[Begin]
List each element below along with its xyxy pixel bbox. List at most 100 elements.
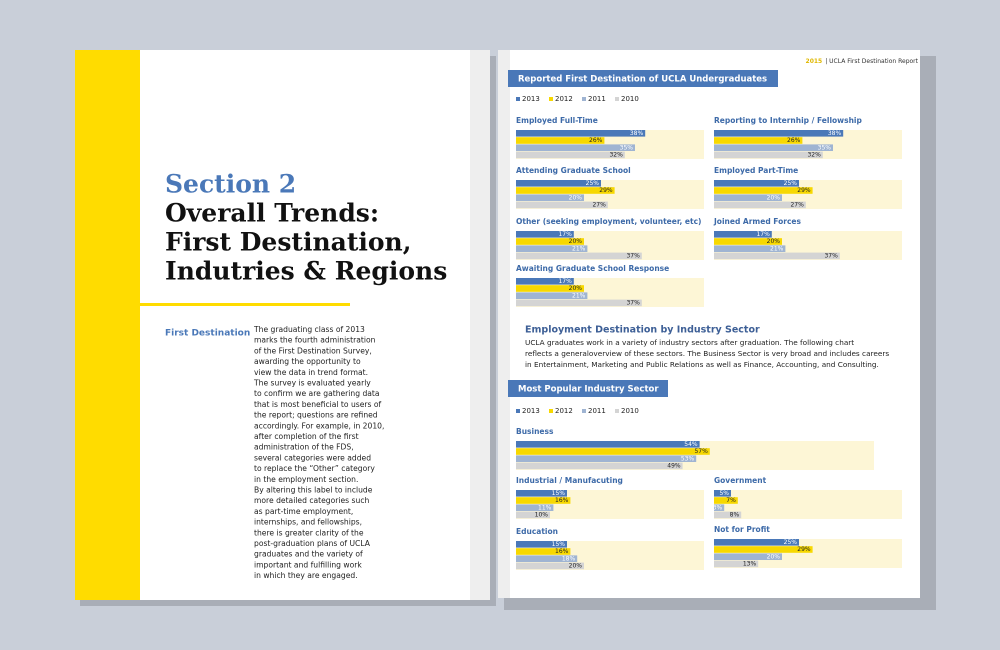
[End]
[Begin]
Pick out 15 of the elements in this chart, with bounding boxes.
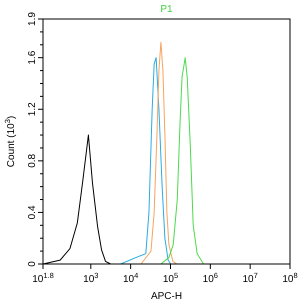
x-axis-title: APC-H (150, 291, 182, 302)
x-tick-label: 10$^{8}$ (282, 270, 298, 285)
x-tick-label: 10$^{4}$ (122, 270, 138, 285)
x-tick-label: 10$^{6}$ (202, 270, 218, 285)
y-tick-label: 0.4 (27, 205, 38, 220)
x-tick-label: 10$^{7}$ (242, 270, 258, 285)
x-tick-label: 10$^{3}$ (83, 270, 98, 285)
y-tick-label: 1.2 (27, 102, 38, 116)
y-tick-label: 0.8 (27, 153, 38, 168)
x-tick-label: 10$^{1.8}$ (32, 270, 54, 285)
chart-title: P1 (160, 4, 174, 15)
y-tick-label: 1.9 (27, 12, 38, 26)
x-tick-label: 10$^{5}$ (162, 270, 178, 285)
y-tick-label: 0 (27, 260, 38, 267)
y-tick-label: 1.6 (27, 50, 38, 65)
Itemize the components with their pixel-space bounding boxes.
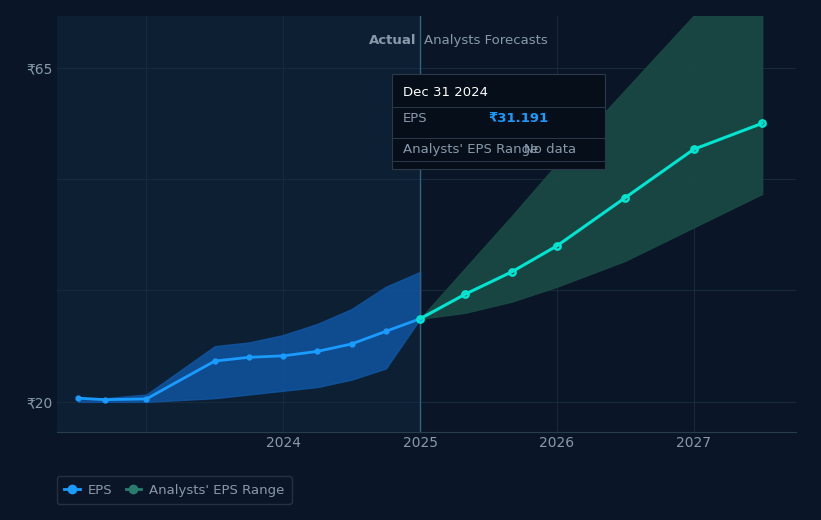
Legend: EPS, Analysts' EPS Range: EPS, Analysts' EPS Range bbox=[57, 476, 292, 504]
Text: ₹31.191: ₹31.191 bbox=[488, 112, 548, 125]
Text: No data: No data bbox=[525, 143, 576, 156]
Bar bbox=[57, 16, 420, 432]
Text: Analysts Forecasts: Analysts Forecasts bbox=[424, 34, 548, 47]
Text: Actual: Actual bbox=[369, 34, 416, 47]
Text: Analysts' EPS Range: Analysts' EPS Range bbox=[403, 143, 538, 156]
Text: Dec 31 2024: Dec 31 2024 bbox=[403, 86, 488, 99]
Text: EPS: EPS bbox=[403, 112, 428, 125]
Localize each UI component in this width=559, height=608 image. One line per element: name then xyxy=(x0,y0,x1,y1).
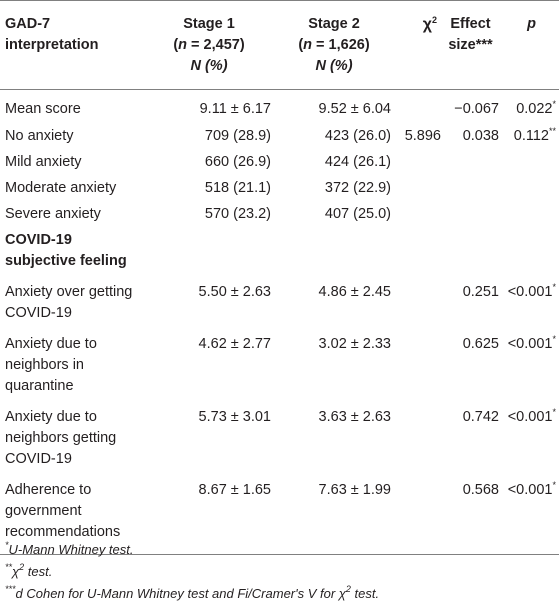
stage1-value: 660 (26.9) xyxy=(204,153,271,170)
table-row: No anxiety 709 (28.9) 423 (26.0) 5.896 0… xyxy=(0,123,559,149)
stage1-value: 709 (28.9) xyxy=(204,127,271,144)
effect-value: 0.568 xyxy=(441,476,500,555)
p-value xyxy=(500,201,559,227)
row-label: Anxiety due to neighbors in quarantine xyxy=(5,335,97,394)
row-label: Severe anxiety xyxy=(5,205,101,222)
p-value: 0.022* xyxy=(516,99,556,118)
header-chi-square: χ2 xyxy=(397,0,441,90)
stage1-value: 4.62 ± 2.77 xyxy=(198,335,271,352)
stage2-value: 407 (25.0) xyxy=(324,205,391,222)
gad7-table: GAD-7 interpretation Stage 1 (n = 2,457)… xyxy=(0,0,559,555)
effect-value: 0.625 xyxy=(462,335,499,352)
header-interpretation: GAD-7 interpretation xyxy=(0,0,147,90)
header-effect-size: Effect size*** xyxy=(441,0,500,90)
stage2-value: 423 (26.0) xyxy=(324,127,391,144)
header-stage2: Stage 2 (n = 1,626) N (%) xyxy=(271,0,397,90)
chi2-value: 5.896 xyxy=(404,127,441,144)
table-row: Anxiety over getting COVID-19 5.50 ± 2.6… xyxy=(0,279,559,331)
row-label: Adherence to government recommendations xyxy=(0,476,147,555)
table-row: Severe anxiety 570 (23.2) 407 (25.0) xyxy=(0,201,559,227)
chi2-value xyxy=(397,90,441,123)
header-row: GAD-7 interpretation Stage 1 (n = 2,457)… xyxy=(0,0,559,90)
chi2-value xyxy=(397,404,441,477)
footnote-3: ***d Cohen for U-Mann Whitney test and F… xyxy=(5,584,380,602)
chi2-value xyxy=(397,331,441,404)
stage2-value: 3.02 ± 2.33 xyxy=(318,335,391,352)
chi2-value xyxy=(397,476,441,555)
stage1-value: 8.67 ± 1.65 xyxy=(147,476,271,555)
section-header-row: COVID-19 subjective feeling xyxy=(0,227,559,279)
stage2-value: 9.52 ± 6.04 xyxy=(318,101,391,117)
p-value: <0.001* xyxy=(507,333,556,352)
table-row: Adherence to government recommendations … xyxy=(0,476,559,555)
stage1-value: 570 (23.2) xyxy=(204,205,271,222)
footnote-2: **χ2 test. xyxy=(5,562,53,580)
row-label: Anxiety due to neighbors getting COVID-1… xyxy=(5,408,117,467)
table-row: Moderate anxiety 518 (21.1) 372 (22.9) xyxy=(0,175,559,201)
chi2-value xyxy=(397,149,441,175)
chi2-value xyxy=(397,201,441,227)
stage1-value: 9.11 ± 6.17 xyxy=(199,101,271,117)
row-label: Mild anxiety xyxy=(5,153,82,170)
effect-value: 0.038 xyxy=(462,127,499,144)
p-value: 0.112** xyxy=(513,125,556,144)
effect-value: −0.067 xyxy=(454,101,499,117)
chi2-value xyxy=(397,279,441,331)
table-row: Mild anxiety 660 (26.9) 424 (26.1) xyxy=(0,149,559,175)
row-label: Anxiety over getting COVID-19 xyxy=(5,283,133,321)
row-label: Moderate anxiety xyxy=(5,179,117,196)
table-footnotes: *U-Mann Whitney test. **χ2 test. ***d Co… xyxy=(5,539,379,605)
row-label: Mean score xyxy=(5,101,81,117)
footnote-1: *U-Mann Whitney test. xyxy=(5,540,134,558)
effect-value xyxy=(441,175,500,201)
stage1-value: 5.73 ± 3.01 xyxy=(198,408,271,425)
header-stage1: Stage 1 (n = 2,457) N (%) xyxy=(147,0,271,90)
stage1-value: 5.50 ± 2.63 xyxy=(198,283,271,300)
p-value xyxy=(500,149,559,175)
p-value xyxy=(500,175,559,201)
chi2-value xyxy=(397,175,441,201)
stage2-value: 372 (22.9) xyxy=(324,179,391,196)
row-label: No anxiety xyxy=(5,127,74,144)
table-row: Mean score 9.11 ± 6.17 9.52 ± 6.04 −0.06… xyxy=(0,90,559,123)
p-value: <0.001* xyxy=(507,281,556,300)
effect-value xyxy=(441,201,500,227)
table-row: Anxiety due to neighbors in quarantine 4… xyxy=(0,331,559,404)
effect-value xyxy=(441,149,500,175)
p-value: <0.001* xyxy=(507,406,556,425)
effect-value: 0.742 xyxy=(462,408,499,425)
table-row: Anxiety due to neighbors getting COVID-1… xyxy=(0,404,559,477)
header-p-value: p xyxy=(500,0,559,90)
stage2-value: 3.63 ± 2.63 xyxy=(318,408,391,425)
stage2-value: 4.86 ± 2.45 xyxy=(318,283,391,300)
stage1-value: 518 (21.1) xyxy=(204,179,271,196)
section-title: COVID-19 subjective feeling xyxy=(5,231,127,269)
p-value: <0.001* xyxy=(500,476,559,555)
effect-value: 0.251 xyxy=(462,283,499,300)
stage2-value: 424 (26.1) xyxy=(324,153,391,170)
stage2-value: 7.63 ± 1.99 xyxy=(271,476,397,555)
[End]
Recast the part of the items that opens with the line containing "Itemize the components" and closes with the line containing "Text: EPS: EPS bbox=[403, 112, 428, 125]" as a two-column CSV with the headers instruction and response. Give one row per item, with each field in quotation marks, line breaks replaced by spaces, and the pictures left out.

instruction,response
"Itemize the components with their pixel-space bounding boxes.","Legend: EPS, Analysts' EPS Range: EPS, Analysts' EPS Range bbox=[57, 476, 292, 504] Text: ₹31.191: ₹31.191 bbox=[488, 112, 548, 125] Text: No data: No data bbox=[525, 143, 576, 156] Bar bbox=[57, 16, 420, 432] Text: Analysts Forecasts: Analysts Forecasts bbox=[424, 34, 548, 47] Text: Actual: Actual bbox=[369, 34, 416, 47] Text: Analysts' EPS Range: Analysts' EPS Range bbox=[403, 143, 538, 156] Text: Dec 31 2024: Dec 31 2024 bbox=[403, 86, 488, 99] Text: EPS: EPS bbox=[403, 112, 428, 125]"